Selected extract -
★ ★ ★ ★
The English language is now accepted as the global lingua franca of the modern age, spoken or written in by over a quarter of the human race. But how did it evolve? How did a


The groundbreaking history of the English language, fusing chronological with anecdotal and etymological accounts of individual word-histories, to create not one story, but many stories.

The English language is now accepted as the global lingua franca of the modern age, spoken or written in by over a quarter of the human race. But how did it evolve? How did a language spoken originally by a few thousand Anglo-Saxons become one used by more than 1,500 million? What developments can be seen as we move from Beowulf to Chaucer to Shakespeare to Dickens and the present day? A host of fascinating questions are answered in The Stories of English, a groundbreaking history of the language by David Crystal, the world-renowned writer and commentator on English. Many books have been written about English, but they have all focused on a single variety: the educated, printed language called “standard” English. David Crystal turns the history of English on its head and instead provides a startlingly original view of where the richness, creativity and diversity of the language truly lies—in the accents and dialects of nonstandard English users all over the world. Whatever their regional, social or ethnic background, each group has a story worth telling, whether it is in Scotland or Somerset, South Africa or Singapore. Interweaved within this central chronological story are accounts of uses of dialect around the world as well as in literary classics from The Canterbury Tales to The Lord of the Rings. For the first time, regional speech and writing is placed center stage, giving a sense of the social realities behind the development of English. This significant shift in perspective enables the reader to understand for the first time the importance of everyday, previously marginalized, voices in our language and provides an argument too for the way English should be taught in the future.
★ ★ ★ ★
Problems -
- 1) Which places does the book description give as examples of where a group of English users has a story worth telling? List every one.
- 2) Output the passage of the book description starting with "The groundbreaking history" and going on through "but many stories.".
- 3) According to the book description, how many people originally spoke English?
The lines after this point come from a different source.
★ ★ ★ ★
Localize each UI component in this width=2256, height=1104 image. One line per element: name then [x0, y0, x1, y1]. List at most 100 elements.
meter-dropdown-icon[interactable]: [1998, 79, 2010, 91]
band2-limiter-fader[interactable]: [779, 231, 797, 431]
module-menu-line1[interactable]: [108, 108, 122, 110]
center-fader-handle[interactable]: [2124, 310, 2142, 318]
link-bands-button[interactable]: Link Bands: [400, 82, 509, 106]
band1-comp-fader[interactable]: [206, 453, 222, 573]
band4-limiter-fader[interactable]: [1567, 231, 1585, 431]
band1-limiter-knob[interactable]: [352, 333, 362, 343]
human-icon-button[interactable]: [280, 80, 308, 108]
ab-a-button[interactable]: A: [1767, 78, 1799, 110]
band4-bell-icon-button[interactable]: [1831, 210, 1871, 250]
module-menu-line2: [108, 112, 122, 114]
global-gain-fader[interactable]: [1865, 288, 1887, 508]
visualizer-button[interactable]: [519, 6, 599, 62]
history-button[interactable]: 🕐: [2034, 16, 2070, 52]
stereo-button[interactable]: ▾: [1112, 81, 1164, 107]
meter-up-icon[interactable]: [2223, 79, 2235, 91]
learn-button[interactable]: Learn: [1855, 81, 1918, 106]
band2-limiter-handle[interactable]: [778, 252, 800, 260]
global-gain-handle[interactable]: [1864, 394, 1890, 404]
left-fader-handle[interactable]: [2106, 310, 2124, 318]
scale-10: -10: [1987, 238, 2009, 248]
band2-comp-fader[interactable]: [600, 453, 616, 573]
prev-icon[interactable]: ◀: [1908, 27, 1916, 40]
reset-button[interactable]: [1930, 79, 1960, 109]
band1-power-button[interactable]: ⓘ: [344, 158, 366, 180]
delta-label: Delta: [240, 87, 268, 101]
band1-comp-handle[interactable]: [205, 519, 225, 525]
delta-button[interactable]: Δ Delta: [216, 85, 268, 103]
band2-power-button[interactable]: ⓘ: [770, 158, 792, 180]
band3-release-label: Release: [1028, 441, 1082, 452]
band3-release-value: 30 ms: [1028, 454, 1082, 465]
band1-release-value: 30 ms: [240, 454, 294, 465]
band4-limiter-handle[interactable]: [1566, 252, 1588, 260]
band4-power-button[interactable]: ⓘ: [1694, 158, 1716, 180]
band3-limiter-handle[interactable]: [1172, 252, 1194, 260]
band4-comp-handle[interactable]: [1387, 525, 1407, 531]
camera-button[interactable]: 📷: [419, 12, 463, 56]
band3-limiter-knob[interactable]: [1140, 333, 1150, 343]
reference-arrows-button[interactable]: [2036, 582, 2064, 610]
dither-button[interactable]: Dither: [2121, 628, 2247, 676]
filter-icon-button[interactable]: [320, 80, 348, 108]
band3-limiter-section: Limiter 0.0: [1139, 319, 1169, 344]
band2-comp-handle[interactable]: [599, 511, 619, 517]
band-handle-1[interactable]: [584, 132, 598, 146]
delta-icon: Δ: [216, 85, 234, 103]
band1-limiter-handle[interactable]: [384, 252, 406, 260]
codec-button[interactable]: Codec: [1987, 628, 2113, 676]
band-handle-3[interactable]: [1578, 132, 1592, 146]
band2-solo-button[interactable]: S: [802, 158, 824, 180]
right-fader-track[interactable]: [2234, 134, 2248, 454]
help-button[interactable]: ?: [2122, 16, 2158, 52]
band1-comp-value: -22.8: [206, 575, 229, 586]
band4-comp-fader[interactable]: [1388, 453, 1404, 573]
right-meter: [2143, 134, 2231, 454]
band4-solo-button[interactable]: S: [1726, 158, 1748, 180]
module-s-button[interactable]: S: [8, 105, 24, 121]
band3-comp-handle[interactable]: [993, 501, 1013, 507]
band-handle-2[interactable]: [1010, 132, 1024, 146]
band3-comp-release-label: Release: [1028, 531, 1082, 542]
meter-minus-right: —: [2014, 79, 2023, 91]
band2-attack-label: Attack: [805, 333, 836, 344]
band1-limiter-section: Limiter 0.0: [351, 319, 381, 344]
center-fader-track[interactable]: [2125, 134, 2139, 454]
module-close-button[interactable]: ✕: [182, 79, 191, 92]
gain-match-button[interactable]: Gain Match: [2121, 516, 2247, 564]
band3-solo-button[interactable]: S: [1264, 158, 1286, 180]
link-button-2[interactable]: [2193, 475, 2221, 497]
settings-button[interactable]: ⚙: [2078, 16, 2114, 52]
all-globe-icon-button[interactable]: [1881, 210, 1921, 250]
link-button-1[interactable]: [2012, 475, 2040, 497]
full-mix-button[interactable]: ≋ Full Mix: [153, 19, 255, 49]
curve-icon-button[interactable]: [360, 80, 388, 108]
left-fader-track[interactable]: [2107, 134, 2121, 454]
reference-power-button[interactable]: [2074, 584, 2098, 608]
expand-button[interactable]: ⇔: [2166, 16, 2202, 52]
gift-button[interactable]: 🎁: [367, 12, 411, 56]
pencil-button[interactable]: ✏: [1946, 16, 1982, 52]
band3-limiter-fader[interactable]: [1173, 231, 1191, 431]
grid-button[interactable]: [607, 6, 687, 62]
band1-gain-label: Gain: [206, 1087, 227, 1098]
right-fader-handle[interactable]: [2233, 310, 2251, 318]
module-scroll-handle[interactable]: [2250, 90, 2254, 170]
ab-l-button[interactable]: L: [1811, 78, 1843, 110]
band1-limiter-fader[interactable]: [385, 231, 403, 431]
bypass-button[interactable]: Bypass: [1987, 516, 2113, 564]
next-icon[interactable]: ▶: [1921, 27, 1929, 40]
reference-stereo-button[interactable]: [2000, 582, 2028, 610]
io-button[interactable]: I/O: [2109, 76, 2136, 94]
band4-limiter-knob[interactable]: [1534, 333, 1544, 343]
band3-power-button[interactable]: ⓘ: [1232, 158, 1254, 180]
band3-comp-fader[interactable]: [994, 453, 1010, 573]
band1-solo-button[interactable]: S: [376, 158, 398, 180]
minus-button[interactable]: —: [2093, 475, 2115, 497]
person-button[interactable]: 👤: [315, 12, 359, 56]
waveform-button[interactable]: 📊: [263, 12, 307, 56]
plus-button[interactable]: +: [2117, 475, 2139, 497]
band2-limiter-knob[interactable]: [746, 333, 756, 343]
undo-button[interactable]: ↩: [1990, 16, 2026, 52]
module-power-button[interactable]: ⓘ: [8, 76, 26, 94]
★ ★ ★ ★
Full solutions -
- 1) Scotland, Somerset, South Africa, Singapore

- 2)
The groundbreaking history of the English language, fusing chronological with anecdotal and etymological accounts of individual word-histories, to create not one story, but many stories.

- 3) A few thousand Anglo-Saxons.